_Problem details_
Read the records and write them out again exactly.
Begin Supplied data
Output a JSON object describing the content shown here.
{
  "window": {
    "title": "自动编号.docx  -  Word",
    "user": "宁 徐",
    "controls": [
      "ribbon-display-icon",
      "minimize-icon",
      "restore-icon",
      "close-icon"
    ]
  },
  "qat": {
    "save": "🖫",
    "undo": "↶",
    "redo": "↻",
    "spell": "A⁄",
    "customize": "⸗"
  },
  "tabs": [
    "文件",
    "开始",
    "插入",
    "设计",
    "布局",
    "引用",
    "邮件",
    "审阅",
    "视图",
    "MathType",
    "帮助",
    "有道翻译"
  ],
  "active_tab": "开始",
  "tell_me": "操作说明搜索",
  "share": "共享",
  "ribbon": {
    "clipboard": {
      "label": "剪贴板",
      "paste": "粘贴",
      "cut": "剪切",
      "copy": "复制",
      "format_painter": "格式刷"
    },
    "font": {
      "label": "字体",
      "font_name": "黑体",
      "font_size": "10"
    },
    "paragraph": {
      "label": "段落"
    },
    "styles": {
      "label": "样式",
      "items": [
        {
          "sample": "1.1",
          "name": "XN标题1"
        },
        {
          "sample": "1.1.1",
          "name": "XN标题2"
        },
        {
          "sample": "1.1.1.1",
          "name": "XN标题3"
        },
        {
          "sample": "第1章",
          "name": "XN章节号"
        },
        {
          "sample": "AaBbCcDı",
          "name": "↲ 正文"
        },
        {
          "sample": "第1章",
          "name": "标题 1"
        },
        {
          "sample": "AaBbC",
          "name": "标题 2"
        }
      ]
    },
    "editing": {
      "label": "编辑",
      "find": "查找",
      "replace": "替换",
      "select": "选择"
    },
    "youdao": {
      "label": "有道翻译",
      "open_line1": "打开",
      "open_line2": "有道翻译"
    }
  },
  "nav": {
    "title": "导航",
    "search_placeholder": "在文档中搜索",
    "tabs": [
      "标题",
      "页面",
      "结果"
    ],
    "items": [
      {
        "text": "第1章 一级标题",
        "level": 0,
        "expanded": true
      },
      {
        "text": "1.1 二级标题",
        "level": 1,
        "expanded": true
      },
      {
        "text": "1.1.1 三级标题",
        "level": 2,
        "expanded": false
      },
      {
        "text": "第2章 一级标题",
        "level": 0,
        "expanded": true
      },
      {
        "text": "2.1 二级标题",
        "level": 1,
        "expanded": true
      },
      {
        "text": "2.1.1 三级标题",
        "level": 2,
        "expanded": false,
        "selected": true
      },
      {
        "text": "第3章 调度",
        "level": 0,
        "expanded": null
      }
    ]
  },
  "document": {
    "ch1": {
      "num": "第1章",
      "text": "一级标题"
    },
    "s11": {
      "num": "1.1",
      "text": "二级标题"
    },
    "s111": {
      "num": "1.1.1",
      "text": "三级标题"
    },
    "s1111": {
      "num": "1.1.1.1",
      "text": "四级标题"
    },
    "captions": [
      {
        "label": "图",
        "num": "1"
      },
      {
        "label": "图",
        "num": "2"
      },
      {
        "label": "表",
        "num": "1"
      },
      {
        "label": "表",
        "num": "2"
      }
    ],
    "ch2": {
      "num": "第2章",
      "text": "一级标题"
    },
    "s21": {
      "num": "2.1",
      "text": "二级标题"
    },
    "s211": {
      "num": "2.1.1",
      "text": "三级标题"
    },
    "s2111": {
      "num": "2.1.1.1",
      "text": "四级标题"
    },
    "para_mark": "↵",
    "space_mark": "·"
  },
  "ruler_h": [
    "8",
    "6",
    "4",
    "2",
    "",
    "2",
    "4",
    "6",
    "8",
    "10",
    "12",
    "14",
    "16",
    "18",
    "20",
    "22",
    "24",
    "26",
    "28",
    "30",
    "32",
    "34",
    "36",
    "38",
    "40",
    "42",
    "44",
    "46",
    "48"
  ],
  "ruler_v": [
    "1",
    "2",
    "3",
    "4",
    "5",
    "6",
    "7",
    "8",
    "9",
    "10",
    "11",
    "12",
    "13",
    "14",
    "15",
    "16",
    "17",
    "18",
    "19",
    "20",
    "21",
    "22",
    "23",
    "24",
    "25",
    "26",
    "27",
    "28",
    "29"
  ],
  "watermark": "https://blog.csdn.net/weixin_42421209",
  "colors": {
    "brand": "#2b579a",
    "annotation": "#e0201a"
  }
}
End Supplied data
_Result_
Output a JSON object describing the content shown here.
{
  "window": {
    "title": "自动编号.docx  -  Word",
    "user": "宁 徐",
    "controls": [
      "ribbon-display-icon",
      "minimize-icon",
      "restore-icon",
      "close-icon"
    ]
  },
  "qat": {
    "save": "🖫",
    "undo": "↶",
    "redo": "↻",
    "spell": "A⁄",
    "customize": "⸗"
  },
  "tabs": [
    "文件",
    "开始",
    "插入",
    "设计",
    "布局",
    "引用",
    "邮件",
    "审阅",
    "视图",
    "MathType",
    "帮助",
    "有道翻译"
  ],
  "active_tab": "开始",
  "tell_me": "操作说明搜索",
  "share": "共享",
  "ribbon": {
    "clipboard": {
      "label": "剪贴板",
      "paste": "粘贴",
      "cut": "剪切",
      "copy": "复制",
      "format_painter": "格式刷"
    },
    "font": {
      "label": "字体",
      "font_name": "黑体",
      "font_size": "10"
    },
    "paragraph": {
      "label": "段落"
    },
    "styles": {
      "label": "样式",
      "items": [
        {
          "sample": "1.1",
          "name": "XN标题1"
        },
        {
          "sample": "1.1.1",
          "name": "XN标题2"
        },
        {
          "sample": "1.1.1.1",
          "name": "XN标题3"
        },
        {
          "sample": "第1章",
          "name": "XN章节号"
        },
        {
          "sample": "AaBbCcDı",
          "name": "↲ 正文"
        },
        {
          "sample": "第1章",
          "name": "标题 1"
        },
        {
          "sample": "AaBbC",
          "name": "标题 2"
        }
      ]
    },
    "editing": {
      "label": "编辑",
      "find": "查找",
      "replace": "替换",
      "select": "选择"
    },
    "youdao": {
      "label": "有道翻译",
      "open_line1": "打开",
      "open_line2": "有道翻译"
    }
  },
  "nav": {
    "title": "导航",
    "search_placeholder": "在文档中搜索",
    "tabs": [
      "标题",
      "页面",
      "结果"
    ],
    "items": [
      {
        "text": "第1章 一级标题",
        "level": 0,
        "expanded": true
      },
      {
        "text": "1.1 二级标题",
        "level": 1,
        "expanded": true
      },
      {
        "text": "1.1.1 三级标题",
        "level": 2,
        "expanded": false
      },
      {
        "text": "第2章 一级标题",
        "level": 0,
        "expanded": true
      },
      {
        "text": "2.1 二级标题",
        "level": 1,
        "expanded": true
      },
      {
        "text": "2.1.1 三级标题",
        "level": 2,
        "expanded": false,
        "selected": true
      },
      {
        "text": "第3章 调度",
        "level": 0,
        "expanded": null
      }
    ]
  },
  "document": {
    "ch1": {
      "num": "第1章",
      "text": "一级标题"
    },
    "s11": {
      "num": "1.1",
      "text": "二级标题"
    },
    "s111": {
      "num": "1.1.1",
      "text": "三级标题"
    },
    "s1111": {
      "num": "1.1.1.1",
      "text": "四级标题"
    },
    "captions": [
      {
        "label": "图",
        "num": "1"
      },
      {
        "label": "图",
        "num": "2"
      },
      {
        "label": "表",
        "num": "1"
      },
      {
        "label": "表",
        "num": "2"
      }
    ],
    "ch2": {
      "num": "第2章",
      "text": "一级标题"
    },
    "s21": {
      "num": "2.1",
      "text": "二级标题"
    },
    "s211": {
      "num": "2.1.1",
      "text": "三级标题"
    },
    "s2111": {
      "num": "2.1.1.1",
      "text": "四级标题"
    },
    "para_mark": "↵",
    "space_mark": "·"
  },
  "ruler_h": [
    "8",
    "6",
    "4",
    "2",
    "",
    "2",
    "4",
    "6",
    "8",
    "10",
    "12",
    "14",
    "16",
    "18",
    "20",
    "22",
    "24",
    "26",
    "28",
    "30",
    "32",
    "34",
    "36",
    "38",
    "40",
    "42",
    "44",
    "46",
    "48"
  ],
  "ruler_v": [
    "1",
    "2",
    "3",
    "4",
    "5",
    "6",
    "7",
    "8",
    "9",
    "10",
    "11",
    "12",
    "13",
    "14",
    "15",
    "16",
    "17",
    "18",
    "19",
    "20",
    "21",
    "22",
    "23",
    "24",
    "25",
    "26",
    "27",
    "28",
    "29"
  ],
  "watermark": "https://blog.csdn.net/weixin_42421209",
  "colors": {
    "brand": "#2b579a",
    "annotation": "#e0201a"
  }
}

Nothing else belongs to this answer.